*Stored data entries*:
/---
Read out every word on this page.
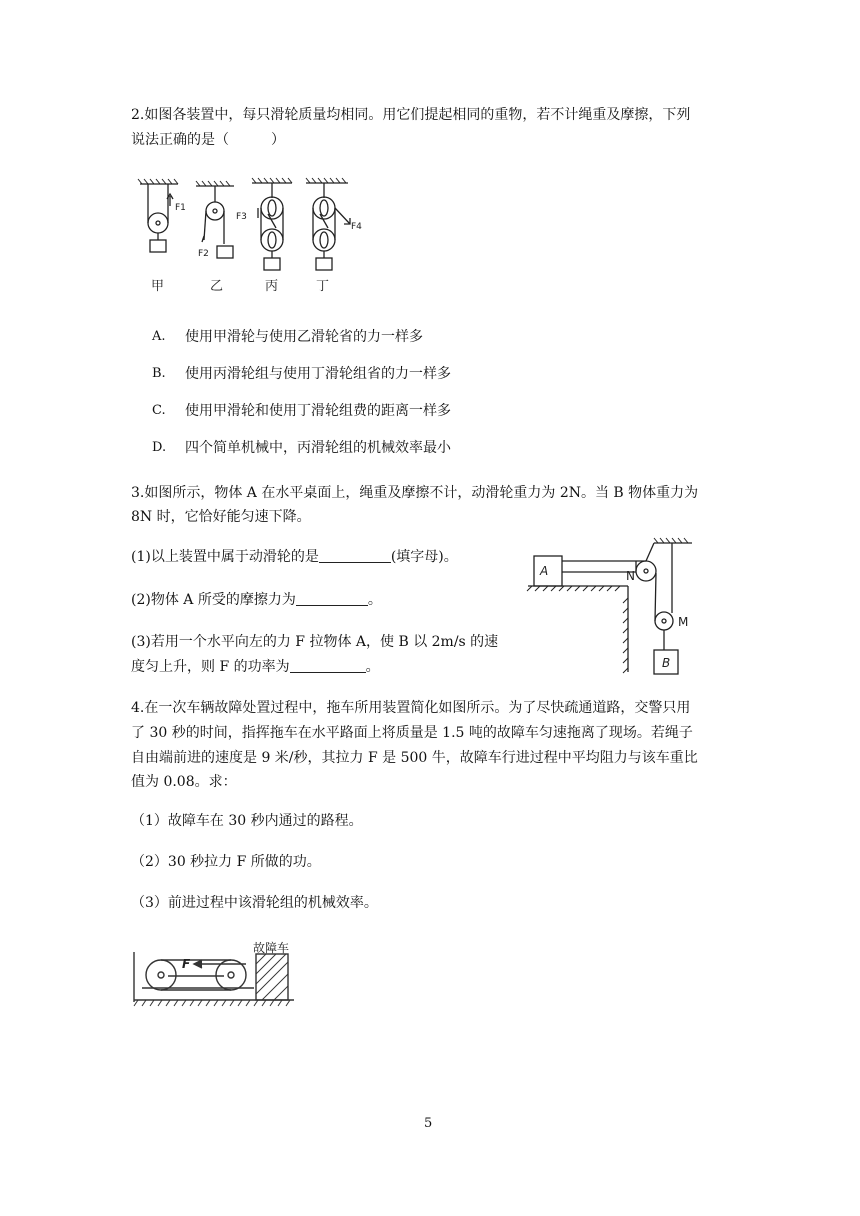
2.如图各装置中，每只滑轮质量均相同。用它们提起相同的重物，若不计绳重及摩擦，下列
说法正确的是（　　　）
F1
F2
F3
F4
甲	乙	丙	丁
A. 使用甲滑轮与使用乙滑轮省的力一样多
B. 使用丙滑轮组与使用丁滑轮组省的力一样多
C. 使用甲滑轮和使用丁滑轮组费的距离一样多
D. 四个简单机械中，丙滑轮组的机械效率最小
3.如图所示，物体 A 在水平桌面上，绳重及摩擦不计，动滑轮重力为 2N。当 B 物体重力为
8N 时，它恰好能匀速下降。
(1)以上装置中属于动滑轮的是	(填字母)。
(2)物体 A 所受的摩擦力为	。
(3)若用一个水平向左的力 F 拉物体 A，使 B 以 2m/s 的速
度匀上升，则 F 的功率为	。
A	N
M
B
4.在一次车辆故障处置过程中，拖车所用装置简化如图所示。为了尽快疏通道路，交警只用
了 30 秒的时间，指挥拖车在水平路面上将质量是 1.5 吨的故障车匀速拖离了现场。若绳子
自由端前进的速度是 9 米/秒，其拉力 F 是 500 牛，故障车行进过程中平均阻力与该车重比
值为 0.08。求：
（1）故障车在 30 秒内通过的路程。
（2）30 秒拉力 F 所做的功。
（3）前进过程中该滑轮组的机械效率。
F
故障车
5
\---
*WHAT YOU ARE ASKED TO DO*: Output each line exactly; omit every picture.

*OUTPUT OF THE TASK*:
Read out every word on this page.
2.如图各装置中，每只滑轮质量均相同。用它们提起相同的重物，若不计绳重及摩擦，下列
说法正确的是（　　　）
F1
F2
F3
F4
甲	乙	丙	丁
A. 使用甲滑轮与使用乙滑轮省的力一样多
B. 使用丙滑轮组与使用丁滑轮组省的力一样多
C. 使用甲滑轮和使用丁滑轮组费的距离一样多
D. 四个简单机械中，丙滑轮组的机械效率最小
3.如图所示，物体 A 在水平桌面上，绳重及摩擦不计，动滑轮重力为 2N。当 B 物体重力为
8N 时，它恰好能匀速下降。
(1)以上装置中属于动滑轮的是	(填字母)。
(2)物体 A 所受的摩擦力为	。
(3)若用一个水平向左的力 F 拉物体 A，使 B 以 2m/s 的速
度匀上升，则 F 的功率为	。
A	N
M
B
4.在一次车辆故障处置过程中，拖车所用装置简化如图所示。为了尽快疏通道路，交警只用
了 30 秒的时间，指挥拖车在水平路面上将质量是 1.5 吨的故障车匀速拖离了现场。若绳子
自由端前进的速度是 9 米/秒，其拉力 F 是 500 牛，故障车行进过程中平均阻力与该车重比
值为 0.08。求：
（1）故障车在 30 秒内通过的路程。
（2）30 秒拉力 F 所做的功。
（3）前进过程中该滑轮组的机械效率。
F
故障车
5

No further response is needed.